• Set task: Copy the material word for word, from its first line through the line containing "legend-label-money-market: Instrumenti denarnega", both included.

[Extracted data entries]
☆ ☆ ☆ ☆
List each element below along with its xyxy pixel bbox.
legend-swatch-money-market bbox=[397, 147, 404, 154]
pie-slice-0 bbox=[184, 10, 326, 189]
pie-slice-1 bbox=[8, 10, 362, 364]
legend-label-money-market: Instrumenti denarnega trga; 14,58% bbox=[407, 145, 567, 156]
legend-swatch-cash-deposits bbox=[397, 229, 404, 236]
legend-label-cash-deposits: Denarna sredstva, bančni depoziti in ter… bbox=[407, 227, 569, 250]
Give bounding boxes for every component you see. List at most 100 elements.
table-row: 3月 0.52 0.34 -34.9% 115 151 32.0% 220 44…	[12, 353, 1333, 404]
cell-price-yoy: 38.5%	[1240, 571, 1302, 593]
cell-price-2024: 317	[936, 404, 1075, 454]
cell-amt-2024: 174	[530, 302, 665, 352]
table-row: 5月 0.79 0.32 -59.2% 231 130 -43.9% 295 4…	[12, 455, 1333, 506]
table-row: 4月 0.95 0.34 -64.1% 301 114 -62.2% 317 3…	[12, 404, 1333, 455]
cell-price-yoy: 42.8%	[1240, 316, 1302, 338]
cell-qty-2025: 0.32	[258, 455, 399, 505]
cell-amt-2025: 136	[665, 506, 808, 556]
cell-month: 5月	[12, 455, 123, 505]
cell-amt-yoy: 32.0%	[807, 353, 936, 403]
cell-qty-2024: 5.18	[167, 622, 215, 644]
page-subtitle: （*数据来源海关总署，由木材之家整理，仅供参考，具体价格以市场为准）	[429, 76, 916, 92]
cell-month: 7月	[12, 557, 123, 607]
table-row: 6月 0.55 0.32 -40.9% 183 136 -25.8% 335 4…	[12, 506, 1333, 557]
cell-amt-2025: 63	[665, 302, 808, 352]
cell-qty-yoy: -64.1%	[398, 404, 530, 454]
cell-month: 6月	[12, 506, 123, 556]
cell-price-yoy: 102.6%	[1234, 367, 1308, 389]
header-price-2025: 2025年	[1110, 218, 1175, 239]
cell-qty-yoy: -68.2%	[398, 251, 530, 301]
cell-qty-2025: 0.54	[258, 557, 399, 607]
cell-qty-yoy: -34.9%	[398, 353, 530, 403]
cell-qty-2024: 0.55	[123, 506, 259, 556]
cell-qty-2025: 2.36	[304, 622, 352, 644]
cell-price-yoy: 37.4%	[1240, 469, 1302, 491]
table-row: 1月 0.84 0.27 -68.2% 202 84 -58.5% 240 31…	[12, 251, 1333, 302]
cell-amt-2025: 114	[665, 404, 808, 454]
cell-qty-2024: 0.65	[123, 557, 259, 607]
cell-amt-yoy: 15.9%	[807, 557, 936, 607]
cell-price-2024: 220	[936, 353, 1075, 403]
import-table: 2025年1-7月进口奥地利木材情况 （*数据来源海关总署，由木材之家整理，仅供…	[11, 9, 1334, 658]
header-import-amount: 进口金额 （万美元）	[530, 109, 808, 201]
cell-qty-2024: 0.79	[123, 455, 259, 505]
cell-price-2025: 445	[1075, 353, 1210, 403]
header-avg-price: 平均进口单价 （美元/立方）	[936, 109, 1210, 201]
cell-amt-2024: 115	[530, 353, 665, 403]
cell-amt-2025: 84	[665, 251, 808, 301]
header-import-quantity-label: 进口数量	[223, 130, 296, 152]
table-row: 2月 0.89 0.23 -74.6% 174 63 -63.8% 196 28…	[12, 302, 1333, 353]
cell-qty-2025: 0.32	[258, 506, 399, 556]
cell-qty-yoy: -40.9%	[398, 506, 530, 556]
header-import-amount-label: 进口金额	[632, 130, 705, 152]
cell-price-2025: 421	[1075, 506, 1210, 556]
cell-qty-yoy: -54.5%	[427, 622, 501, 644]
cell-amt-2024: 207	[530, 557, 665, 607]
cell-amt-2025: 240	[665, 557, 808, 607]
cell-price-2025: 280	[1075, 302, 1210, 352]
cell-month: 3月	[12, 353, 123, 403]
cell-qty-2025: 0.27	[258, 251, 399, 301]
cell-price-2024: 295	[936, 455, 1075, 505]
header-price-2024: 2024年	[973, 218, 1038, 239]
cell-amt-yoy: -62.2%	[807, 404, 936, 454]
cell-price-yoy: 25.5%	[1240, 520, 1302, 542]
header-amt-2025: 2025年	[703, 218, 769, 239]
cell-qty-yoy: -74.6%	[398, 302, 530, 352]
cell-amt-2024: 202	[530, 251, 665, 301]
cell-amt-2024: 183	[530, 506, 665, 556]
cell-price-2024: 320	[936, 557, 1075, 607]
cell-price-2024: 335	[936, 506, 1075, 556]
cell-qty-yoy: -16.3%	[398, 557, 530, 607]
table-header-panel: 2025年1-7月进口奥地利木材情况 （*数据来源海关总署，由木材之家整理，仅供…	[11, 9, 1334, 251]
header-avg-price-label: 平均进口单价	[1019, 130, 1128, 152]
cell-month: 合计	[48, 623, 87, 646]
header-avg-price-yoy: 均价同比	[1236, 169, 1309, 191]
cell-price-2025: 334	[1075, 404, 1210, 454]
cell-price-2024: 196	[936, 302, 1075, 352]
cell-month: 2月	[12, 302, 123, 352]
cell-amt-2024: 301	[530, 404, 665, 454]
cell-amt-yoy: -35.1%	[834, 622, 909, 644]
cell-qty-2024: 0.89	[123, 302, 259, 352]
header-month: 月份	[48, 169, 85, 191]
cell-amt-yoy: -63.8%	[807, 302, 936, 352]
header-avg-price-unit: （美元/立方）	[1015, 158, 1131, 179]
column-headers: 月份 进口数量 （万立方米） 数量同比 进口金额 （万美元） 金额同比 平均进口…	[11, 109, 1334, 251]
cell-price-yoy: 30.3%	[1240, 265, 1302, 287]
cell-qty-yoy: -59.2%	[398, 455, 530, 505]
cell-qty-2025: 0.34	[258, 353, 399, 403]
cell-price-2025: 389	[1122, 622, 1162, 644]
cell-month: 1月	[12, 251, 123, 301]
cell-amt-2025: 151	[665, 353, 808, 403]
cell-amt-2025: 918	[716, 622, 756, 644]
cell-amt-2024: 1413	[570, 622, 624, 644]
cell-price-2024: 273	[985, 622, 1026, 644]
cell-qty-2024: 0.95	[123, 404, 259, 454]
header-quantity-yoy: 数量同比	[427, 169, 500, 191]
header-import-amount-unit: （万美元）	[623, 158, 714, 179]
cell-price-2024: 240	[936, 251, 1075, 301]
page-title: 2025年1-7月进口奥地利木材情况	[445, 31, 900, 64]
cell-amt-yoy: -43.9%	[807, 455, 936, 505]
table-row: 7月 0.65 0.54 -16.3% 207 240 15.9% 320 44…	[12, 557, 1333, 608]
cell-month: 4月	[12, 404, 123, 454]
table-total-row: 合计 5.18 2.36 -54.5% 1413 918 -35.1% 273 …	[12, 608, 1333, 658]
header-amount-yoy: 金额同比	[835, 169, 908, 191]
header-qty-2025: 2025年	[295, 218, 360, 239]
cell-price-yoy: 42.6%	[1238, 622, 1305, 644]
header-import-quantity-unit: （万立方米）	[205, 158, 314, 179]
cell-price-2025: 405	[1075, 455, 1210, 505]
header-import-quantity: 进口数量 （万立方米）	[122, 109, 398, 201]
☆ ☆ ☆ ☆
• Full output:
List each element below along with its xyxy pixel bbox.
legend-swatch-money-market bbox=[397, 147, 404, 154]
pie-slice-0 bbox=[184, 10, 326, 189]
pie-slice-1 bbox=[8, 10, 362, 364]
legend-label-money-market: Instrumenti denarnega trga; 14,58% bbox=[407, 145, 567, 156]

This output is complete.